▶ **REQUIREMENT**
Search the material for the string "Total", then return every line where it is found.

▶ **GIVEN INFORMATION**

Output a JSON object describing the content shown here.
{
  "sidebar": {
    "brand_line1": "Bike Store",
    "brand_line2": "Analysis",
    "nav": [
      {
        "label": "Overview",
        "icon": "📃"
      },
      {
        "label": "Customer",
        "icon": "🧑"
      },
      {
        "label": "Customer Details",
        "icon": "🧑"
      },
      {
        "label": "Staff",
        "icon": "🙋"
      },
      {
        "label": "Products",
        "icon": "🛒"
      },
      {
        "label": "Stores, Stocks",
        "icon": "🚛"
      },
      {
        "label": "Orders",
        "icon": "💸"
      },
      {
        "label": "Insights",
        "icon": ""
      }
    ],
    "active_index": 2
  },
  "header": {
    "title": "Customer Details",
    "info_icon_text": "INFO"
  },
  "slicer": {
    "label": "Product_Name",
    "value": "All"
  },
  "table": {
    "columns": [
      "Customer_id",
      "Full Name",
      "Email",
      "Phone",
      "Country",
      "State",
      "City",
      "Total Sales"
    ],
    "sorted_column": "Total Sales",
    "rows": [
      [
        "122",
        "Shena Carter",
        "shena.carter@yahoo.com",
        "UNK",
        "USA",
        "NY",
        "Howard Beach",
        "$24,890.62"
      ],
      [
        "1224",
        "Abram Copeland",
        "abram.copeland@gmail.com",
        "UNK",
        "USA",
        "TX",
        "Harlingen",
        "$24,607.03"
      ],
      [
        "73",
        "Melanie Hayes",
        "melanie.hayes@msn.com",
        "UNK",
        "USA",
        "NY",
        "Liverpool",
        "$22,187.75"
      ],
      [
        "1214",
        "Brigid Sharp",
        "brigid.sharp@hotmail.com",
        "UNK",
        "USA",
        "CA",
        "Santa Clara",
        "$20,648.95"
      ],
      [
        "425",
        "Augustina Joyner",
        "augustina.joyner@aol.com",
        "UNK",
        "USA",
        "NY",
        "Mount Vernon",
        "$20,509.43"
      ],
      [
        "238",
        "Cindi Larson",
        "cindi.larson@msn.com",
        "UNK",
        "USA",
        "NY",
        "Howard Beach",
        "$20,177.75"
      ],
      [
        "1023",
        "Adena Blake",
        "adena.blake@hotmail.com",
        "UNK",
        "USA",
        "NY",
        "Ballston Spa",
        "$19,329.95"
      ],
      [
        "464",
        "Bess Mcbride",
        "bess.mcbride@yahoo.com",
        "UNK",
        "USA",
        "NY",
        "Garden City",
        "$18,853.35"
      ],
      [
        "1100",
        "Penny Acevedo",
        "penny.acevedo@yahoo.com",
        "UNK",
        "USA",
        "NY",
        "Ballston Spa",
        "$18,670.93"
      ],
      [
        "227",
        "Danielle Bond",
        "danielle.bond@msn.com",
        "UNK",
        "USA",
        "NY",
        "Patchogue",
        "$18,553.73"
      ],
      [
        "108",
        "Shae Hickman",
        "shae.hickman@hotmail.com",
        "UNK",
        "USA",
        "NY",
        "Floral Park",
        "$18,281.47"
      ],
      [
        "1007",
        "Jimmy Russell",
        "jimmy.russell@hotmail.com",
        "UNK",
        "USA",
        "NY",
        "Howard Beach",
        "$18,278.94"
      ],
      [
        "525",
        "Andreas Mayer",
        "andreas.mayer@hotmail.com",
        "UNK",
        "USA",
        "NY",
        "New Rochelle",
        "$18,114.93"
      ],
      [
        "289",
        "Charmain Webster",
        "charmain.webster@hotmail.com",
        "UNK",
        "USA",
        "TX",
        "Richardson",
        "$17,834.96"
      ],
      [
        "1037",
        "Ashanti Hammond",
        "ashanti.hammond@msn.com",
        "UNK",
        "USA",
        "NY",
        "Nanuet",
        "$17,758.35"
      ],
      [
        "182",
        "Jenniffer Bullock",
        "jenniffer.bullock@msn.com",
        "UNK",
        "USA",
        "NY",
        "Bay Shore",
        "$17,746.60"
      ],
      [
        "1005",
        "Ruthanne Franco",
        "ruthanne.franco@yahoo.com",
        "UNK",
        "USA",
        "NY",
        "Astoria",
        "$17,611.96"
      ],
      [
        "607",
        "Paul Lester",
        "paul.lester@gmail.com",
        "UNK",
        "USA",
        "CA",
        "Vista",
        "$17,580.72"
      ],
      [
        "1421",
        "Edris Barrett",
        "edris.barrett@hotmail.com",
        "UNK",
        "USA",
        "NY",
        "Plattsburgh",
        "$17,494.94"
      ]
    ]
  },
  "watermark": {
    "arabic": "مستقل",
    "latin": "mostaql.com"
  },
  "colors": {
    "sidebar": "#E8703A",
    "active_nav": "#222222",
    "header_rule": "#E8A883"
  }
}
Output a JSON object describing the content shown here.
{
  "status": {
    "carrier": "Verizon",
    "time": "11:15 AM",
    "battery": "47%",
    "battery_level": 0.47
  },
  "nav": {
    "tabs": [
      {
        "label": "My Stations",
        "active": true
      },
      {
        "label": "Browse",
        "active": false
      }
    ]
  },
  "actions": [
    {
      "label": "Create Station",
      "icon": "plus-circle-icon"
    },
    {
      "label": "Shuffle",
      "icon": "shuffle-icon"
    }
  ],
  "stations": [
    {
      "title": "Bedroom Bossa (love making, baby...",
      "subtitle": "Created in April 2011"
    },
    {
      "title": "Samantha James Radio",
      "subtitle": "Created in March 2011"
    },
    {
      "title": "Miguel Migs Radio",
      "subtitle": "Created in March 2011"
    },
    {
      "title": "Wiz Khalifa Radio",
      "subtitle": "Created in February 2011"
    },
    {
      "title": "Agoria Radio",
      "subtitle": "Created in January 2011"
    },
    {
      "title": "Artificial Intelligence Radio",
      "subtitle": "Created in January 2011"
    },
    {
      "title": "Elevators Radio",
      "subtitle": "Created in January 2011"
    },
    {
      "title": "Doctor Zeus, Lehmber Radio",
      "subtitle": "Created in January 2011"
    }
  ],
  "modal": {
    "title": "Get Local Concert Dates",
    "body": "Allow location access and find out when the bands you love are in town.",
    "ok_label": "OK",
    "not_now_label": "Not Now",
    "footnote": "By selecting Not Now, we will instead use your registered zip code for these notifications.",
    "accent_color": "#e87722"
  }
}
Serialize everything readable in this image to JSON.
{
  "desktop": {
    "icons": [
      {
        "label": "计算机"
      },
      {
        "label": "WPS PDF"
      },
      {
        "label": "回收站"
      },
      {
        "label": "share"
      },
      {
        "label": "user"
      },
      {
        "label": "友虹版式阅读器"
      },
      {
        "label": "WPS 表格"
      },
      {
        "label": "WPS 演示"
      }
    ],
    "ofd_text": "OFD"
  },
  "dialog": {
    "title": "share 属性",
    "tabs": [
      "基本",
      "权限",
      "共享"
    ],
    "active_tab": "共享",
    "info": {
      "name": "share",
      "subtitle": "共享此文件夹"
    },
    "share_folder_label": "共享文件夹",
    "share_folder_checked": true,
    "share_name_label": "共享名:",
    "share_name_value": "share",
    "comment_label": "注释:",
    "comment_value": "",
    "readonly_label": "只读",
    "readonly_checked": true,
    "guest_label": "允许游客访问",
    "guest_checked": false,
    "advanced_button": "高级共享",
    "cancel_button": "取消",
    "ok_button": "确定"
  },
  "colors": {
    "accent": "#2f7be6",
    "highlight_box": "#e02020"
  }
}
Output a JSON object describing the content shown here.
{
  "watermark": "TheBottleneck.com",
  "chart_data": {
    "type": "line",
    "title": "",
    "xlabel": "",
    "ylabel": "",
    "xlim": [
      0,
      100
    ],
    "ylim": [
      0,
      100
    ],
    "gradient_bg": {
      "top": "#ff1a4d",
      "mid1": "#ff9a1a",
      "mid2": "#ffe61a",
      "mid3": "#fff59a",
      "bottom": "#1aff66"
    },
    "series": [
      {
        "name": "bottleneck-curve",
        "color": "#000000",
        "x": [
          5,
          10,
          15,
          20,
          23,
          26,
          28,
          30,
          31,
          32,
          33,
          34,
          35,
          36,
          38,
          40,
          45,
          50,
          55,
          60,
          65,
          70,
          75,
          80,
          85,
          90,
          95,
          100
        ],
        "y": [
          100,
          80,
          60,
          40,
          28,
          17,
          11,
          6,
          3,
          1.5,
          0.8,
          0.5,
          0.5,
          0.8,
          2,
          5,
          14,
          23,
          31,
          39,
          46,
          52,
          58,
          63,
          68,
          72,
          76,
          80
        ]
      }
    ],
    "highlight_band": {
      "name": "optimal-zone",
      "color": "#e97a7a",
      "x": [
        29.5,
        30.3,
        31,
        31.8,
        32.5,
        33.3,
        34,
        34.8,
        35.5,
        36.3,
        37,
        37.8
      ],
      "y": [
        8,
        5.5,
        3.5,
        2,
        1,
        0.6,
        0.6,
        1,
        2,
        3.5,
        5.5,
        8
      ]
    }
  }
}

▶ **PROBLEM SOLUTION**
      "Total Sales"
    "sorted_column": "Total Sales",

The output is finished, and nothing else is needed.